TASK TO CARRY OUT:
Return the records exactly as they appear, from the start through the line containing "info-message: You can", both ends included.

+ + +

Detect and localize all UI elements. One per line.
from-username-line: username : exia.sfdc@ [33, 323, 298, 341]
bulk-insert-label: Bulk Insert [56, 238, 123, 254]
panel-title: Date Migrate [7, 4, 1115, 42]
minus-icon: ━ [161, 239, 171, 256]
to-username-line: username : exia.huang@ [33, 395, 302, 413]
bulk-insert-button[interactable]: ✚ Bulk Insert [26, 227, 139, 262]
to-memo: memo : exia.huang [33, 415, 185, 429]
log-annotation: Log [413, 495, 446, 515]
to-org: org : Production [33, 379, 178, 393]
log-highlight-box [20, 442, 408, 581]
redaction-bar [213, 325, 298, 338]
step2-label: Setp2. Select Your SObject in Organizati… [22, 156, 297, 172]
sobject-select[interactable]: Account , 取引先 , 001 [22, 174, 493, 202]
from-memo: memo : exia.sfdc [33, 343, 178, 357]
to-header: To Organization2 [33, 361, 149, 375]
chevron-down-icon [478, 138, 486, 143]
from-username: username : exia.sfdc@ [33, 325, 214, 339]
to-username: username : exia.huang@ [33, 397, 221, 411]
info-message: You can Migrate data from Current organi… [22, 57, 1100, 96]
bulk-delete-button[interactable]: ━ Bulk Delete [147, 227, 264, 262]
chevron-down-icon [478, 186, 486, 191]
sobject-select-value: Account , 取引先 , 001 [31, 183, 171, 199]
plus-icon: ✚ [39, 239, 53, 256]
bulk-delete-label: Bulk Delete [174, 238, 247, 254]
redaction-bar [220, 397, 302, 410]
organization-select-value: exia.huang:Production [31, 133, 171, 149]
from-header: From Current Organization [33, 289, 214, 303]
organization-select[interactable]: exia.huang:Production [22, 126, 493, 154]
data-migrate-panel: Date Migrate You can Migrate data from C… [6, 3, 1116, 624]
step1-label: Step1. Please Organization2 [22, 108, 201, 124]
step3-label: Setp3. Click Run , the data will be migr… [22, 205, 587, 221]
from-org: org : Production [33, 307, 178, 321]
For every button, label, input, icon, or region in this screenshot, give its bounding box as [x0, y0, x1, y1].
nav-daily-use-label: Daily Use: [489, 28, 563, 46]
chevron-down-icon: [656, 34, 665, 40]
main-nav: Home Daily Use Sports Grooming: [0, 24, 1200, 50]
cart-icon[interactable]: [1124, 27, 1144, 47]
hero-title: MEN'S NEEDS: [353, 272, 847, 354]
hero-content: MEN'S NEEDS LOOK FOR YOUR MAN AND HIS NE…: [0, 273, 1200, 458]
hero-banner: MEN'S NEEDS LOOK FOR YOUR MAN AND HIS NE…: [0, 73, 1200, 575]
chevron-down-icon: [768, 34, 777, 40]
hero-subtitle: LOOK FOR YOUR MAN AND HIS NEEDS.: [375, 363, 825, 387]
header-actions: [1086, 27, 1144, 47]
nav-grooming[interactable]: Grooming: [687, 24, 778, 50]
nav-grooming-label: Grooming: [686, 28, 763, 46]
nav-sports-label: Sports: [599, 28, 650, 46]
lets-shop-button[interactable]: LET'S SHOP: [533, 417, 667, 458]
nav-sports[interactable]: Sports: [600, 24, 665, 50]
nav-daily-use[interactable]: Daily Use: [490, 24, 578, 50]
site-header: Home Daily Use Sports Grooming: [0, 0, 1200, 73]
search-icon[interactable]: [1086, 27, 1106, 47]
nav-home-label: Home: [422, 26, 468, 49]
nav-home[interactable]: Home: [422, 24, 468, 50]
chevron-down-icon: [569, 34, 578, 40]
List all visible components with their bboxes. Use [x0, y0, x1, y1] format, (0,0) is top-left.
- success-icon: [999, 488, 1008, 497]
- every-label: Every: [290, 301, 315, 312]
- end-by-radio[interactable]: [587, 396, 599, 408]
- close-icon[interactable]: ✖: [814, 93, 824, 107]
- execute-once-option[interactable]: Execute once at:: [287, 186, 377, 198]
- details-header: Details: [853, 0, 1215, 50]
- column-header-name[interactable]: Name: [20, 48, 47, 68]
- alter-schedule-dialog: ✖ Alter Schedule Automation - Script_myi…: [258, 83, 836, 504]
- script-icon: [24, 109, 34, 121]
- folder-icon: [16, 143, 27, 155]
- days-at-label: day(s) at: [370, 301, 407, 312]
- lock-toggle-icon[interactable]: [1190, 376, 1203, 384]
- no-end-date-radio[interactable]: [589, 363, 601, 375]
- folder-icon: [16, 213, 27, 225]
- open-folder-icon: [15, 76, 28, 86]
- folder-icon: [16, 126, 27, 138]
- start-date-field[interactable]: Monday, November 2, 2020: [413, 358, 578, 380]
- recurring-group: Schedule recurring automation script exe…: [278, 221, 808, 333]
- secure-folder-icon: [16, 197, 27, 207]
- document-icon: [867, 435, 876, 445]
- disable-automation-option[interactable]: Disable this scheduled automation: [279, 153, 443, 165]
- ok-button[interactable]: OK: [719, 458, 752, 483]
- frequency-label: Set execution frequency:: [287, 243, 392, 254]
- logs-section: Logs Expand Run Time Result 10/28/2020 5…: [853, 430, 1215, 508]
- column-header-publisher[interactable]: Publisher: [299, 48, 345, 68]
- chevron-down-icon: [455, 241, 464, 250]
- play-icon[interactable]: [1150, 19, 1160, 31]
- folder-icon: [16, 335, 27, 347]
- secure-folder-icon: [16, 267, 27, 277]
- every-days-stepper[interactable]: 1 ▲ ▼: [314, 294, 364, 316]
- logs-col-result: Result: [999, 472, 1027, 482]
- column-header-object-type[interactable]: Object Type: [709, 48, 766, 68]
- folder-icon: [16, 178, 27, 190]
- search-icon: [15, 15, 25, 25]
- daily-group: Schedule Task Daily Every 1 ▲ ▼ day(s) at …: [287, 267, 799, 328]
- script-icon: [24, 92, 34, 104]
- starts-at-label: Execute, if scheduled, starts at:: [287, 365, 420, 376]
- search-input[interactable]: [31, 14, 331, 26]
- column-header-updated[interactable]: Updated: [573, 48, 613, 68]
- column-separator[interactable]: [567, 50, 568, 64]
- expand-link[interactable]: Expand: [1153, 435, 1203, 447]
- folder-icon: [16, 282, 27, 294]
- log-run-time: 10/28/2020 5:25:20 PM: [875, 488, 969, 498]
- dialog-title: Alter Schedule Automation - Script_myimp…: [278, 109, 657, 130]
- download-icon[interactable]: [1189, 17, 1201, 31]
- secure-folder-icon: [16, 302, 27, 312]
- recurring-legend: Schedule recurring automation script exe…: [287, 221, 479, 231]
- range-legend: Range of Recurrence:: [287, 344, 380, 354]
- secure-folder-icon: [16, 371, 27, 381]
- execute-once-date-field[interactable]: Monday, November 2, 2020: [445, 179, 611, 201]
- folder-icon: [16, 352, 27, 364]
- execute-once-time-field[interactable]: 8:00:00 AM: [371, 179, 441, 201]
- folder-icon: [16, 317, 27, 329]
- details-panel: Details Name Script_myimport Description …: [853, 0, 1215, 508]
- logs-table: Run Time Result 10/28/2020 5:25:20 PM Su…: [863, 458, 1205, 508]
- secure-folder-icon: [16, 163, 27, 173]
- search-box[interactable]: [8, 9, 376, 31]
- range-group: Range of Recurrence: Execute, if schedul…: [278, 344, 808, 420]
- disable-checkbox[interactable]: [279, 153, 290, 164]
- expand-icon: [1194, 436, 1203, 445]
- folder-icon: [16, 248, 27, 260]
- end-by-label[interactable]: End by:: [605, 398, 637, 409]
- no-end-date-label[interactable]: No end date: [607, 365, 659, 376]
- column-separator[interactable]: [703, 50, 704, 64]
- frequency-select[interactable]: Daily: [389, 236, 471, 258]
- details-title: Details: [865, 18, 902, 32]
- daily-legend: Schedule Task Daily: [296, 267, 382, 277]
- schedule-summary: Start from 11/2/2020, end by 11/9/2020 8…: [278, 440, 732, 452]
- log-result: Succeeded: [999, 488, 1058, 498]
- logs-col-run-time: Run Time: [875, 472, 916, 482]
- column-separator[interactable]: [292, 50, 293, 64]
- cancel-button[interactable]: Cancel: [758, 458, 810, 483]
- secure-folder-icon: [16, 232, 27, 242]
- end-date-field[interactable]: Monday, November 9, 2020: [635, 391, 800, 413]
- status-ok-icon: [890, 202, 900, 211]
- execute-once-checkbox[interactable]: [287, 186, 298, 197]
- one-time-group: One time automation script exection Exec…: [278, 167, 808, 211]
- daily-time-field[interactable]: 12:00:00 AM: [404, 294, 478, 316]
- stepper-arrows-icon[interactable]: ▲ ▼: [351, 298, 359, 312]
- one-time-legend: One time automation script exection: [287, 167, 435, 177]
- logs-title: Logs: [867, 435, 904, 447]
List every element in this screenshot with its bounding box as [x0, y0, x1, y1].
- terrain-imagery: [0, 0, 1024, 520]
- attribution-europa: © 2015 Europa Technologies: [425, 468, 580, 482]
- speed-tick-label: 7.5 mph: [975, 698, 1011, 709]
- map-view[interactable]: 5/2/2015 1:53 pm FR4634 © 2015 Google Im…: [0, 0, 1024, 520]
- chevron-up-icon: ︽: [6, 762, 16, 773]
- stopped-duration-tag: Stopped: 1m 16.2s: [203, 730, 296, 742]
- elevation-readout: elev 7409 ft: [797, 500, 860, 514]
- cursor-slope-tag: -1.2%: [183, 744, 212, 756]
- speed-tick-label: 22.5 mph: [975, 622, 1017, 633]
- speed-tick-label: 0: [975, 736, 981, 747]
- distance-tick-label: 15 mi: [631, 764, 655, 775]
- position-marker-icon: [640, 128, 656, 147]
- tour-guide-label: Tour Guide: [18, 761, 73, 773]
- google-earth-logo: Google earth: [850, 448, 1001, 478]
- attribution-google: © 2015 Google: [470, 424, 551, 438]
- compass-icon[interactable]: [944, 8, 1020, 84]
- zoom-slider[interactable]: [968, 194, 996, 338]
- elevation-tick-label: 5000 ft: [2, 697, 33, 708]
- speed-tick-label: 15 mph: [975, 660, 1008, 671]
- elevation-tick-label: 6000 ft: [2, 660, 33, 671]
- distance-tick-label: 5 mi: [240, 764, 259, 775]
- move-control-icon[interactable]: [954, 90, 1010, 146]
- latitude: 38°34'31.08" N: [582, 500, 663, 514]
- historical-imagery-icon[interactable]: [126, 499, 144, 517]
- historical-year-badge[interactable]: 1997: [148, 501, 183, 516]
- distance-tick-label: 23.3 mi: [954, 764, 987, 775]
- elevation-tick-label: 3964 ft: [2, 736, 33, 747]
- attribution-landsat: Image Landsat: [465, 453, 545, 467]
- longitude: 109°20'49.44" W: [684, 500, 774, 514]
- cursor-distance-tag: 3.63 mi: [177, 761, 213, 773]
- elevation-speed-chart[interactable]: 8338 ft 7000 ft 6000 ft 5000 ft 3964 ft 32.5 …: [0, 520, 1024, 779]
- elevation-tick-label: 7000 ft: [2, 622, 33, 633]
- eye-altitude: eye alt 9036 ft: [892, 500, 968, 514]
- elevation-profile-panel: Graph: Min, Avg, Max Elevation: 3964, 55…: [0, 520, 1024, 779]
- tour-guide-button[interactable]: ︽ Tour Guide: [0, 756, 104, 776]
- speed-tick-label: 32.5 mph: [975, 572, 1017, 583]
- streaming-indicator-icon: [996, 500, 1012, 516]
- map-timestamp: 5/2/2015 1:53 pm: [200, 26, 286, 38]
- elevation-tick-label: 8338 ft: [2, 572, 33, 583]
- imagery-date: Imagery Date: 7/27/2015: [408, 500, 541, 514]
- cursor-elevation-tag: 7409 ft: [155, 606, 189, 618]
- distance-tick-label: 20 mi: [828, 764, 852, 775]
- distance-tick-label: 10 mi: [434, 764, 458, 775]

+ + +

SOLUTION FOR THIS PROBLEM:
Detect and localize all UI elements. One per line.
from-username-line: username : exia.sfdc@ [33, 323, 298, 341]
bulk-insert-label: Bulk Insert [56, 238, 123, 254]
panel-title: Date Migrate [7, 4, 1115, 42]
minus-icon: ━ [161, 239, 171, 256]
to-username-line: username : exia.huang@ [33, 395, 302, 413]
bulk-insert-button[interactable]: ✚ Bulk Insert [26, 227, 139, 262]
to-memo: memo : exia.huang [33, 415, 185, 429]
log-annotation: Log [413, 495, 446, 515]
to-org: org : Production [33, 379, 178, 393]
log-highlight-box [20, 442, 408, 581]
redaction-bar [213, 325, 298, 338]
step2-label: Setp2. Select Your SObject in Organizati… [22, 156, 297, 172]
sobject-select[interactable]: Account , 取引先 , 001 [22, 174, 493, 202]
from-memo: memo : exia.sfdc [33, 343, 178, 357]
to-header: To Organization2 [33, 361, 149, 375]
chevron-down-icon [478, 138, 486, 143]
from-username: username : exia.sfdc@ [33, 325, 214, 339]
to-username: username : exia.huang@ [33, 397, 221, 411]
info-message: You can Migrate data from Current organi… [22, 57, 1100, 96]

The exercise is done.